[Items listed in a dataset]
******

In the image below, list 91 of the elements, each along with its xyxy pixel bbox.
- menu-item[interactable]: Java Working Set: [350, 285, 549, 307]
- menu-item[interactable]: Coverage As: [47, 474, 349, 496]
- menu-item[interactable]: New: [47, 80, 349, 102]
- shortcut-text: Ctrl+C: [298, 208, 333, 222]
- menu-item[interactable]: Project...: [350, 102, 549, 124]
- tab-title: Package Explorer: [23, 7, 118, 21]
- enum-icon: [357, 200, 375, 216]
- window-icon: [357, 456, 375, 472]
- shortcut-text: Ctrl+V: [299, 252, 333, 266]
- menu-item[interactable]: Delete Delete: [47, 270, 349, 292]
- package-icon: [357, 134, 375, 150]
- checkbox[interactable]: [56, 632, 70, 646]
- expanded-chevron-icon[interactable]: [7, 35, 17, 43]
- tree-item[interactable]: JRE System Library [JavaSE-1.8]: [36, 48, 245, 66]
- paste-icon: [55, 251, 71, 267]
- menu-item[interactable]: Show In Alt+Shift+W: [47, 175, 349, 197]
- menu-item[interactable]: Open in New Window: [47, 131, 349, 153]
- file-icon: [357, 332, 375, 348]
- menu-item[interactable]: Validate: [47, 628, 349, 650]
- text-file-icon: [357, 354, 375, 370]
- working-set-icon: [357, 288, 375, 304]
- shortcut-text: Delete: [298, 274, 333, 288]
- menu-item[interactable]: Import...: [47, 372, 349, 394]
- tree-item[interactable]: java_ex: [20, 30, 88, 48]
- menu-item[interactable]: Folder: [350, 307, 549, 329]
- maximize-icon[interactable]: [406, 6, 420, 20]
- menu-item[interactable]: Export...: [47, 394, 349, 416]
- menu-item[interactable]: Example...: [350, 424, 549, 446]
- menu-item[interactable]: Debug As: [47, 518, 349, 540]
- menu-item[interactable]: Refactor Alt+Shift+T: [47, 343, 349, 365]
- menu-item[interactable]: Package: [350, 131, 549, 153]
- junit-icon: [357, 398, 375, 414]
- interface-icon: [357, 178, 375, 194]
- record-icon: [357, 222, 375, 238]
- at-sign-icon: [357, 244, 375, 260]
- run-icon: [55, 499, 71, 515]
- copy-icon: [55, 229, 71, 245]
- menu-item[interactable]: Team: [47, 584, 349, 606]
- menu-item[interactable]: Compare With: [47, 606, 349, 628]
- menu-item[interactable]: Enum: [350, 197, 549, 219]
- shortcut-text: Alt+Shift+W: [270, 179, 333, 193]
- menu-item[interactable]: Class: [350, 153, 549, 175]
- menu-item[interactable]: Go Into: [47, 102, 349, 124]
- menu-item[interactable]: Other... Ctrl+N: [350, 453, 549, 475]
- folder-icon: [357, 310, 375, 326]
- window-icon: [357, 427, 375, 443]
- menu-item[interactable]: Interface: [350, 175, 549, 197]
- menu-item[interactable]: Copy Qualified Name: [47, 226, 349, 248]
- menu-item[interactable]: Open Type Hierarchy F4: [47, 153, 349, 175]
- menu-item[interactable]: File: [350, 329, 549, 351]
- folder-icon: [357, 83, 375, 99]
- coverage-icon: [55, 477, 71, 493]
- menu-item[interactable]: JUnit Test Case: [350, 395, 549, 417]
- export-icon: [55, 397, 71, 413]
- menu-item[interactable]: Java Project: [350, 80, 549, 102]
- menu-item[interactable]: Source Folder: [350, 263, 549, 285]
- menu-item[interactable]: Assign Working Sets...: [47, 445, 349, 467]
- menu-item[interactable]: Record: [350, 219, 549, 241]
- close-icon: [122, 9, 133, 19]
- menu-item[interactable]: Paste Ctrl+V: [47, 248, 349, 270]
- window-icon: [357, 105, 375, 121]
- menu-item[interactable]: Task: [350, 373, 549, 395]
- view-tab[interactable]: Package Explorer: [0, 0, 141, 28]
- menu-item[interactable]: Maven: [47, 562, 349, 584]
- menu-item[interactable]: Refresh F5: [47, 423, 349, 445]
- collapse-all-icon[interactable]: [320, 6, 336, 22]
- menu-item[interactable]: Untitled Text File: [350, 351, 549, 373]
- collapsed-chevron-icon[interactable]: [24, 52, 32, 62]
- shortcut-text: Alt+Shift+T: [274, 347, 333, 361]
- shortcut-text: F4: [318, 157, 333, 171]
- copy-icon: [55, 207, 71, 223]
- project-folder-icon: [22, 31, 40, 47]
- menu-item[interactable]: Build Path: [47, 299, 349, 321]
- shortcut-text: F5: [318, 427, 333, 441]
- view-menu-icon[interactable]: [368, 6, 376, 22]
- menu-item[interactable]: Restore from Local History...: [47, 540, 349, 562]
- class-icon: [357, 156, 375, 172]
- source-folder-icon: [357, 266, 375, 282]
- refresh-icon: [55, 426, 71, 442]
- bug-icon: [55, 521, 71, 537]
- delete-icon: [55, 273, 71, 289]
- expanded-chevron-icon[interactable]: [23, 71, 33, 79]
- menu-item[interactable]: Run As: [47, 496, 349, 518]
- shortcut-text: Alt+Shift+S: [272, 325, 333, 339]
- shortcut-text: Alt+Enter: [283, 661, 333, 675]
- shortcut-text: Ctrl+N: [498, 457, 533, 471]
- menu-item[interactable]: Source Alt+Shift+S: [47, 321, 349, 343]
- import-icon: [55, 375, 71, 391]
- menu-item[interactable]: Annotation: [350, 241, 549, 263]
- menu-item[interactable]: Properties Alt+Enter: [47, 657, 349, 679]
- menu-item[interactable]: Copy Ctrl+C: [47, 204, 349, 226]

******

◆ JOB ◆
Reproduce all of the entries above, substituting "menu-option" for every occurrence of "menu-item" and keeping everything else the same.

◆ THE COMPLETED TASK ◆
In the image below, list 91 of the elements, each along with its xyxy pixel bbox.
- menu-option[interactable]: Java Working Set: [350, 285, 549, 307]
- menu-option[interactable]: Coverage As: [47, 474, 349, 496]
- menu-option[interactable]: New: [47, 80, 349, 102]
- shortcut-text: Ctrl+C: [298, 208, 333, 222]
- menu-option[interactable]: Project...: [350, 102, 549, 124]
- tab-title: Package Explorer: [23, 7, 118, 21]
- enum-icon: [357, 200, 375, 216]
- window-icon: [357, 456, 375, 472]
- shortcut-text: Ctrl+V: [299, 252, 333, 266]
- menu-option[interactable]: Delete Delete: [47, 270, 349, 292]
- package-icon: [357, 134, 375, 150]
- checkbox[interactable]: [56, 632, 70, 646]
- expanded-chevron-icon[interactable]: [7, 35, 17, 43]
- tree-item[interactable]: JRE System Library [JavaSE-1.8]: [36, 48, 245, 66]
- paste-icon: [55, 251, 71, 267]
- menu-option[interactable]: Show In Alt+Shift+W: [47, 175, 349, 197]
- menu-option[interactable]: Open in New Window: [47, 131, 349, 153]
- file-icon: [357, 332, 375, 348]
- menu-option[interactable]: Validate: [47, 628, 349, 650]
- text-file-icon: [357, 354, 375, 370]
- working-set-icon: [357, 288, 375, 304]
- shortcut-text: Delete: [298, 274, 333, 288]
- menu-option[interactable]: Import...: [47, 372, 349, 394]
- tree-item[interactable]: java_ex: [20, 30, 88, 48]
- menu-option[interactable]: Folder: [350, 307, 549, 329]
- maximize-icon[interactable]: [406, 6, 420, 20]
- menu-option[interactable]: Export...: [47, 394, 349, 416]
- menu-option[interactable]: Example...: [350, 424, 549, 446]
- menu-option[interactable]: Debug As: [47, 518, 349, 540]
- menu-option[interactable]: Refactor Alt+Shift+T: [47, 343, 349, 365]
- menu-option[interactable]: Package: [350, 131, 549, 153]
- junit-icon: [357, 398, 375, 414]
- interface-icon: [357, 178, 375, 194]
- record-icon: [357, 222, 375, 238]
- at-sign-icon: [357, 244, 375, 260]
- run-icon: [55, 499, 71, 515]
- copy-icon: [55, 229, 71, 245]
- menu-option[interactable]: Team: [47, 584, 349, 606]
- menu-option[interactable]: Compare With: [47, 606, 349, 628]
- menu-option[interactable]: Enum: [350, 197, 549, 219]
- shortcut-text: Alt+Shift+W: [270, 179, 333, 193]
- menu-option[interactable]: Class: [350, 153, 549, 175]
- menu-option[interactable]: Go Into: [47, 102, 349, 124]
- menu-option[interactable]: Other... Ctrl+N: [350, 453, 549, 475]
- folder-icon: [357, 310, 375, 326]
- window-icon: [357, 427, 375, 443]
- menu-option[interactable]: Interface: [350, 175, 549, 197]
- menu-option[interactable]: Copy Qualified Name: [47, 226, 349, 248]
- menu-option[interactable]: Open Type Hierarchy F4: [47, 153, 349, 175]
- menu-option[interactable]: File: [350, 329, 549, 351]
- folder-icon: [357, 83, 375, 99]
- coverage-icon: [55, 477, 71, 493]
- menu-option[interactable]: JUnit Test Case: [350, 395, 549, 417]
- export-icon: [55, 397, 71, 413]
- menu-option[interactable]: Java Project: [350, 80, 549, 102]
- menu-option[interactable]: Source Folder: [350, 263, 549, 285]
- menu-option[interactable]: Assign Working Sets...: [47, 445, 349, 467]
- menu-option[interactable]: Record: [350, 219, 549, 241]
- close-icon: [122, 9, 133, 19]
- menu-option[interactable]: Paste Ctrl+V: [47, 248, 349, 270]
- window-icon: [357, 105, 375, 121]
- menu-option[interactable]: Task: [350, 373, 549, 395]
- view-tab[interactable]: Package Explorer: [0, 0, 141, 28]
- menu-option[interactable]: Maven: [47, 562, 349, 584]
- menu-option[interactable]: Refresh F5: [47, 423, 349, 445]
- collapse-all-icon[interactable]: [320, 6, 336, 22]
- menu-option[interactable]: Untitled Text File: [350, 351, 549, 373]
- collapsed-chevron-icon[interactable]: [24, 52, 32, 62]
- shortcut-text: Alt+Shift+T: [274, 347, 333, 361]
- shortcut-text: F4: [318, 157, 333, 171]
- copy-icon: [55, 207, 71, 223]
- project-folder-icon: [22, 31, 40, 47]
- menu-option[interactable]: Build Path: [47, 299, 349, 321]
- shortcut-text: F5: [318, 427, 333, 441]
- view-menu-icon[interactable]: [368, 6, 376, 22]
- menu-option[interactable]: Restore from Local History...: [47, 540, 349, 562]
- class-icon: [357, 156, 375, 172]
- source-folder-icon: [357, 266, 375, 282]
- refresh-icon: [55, 426, 71, 442]
- bug-icon: [55, 521, 71, 537]
- delete-icon: [55, 273, 71, 289]
- expanded-chevron-icon[interactable]: [23, 71, 33, 79]
- menu-option[interactable]: Run As: [47, 496, 349, 518]
- shortcut-text: Alt+Shift+S: [272, 325, 333, 339]
- shortcut-text: Alt+Enter: [283, 661, 333, 675]
- shortcut-text: Ctrl+N: [498, 457, 533, 471]
- menu-option[interactable]: Source Alt+Shift+S: [47, 321, 349, 343]
- import-icon: [55, 375, 71, 391]
- menu-option[interactable]: Annotation: [350, 241, 549, 263]
- menu-option[interactable]: Properties Alt+Enter: [47, 657, 349, 679]
- menu-option[interactable]: Copy Ctrl+C: [47, 204, 349, 226]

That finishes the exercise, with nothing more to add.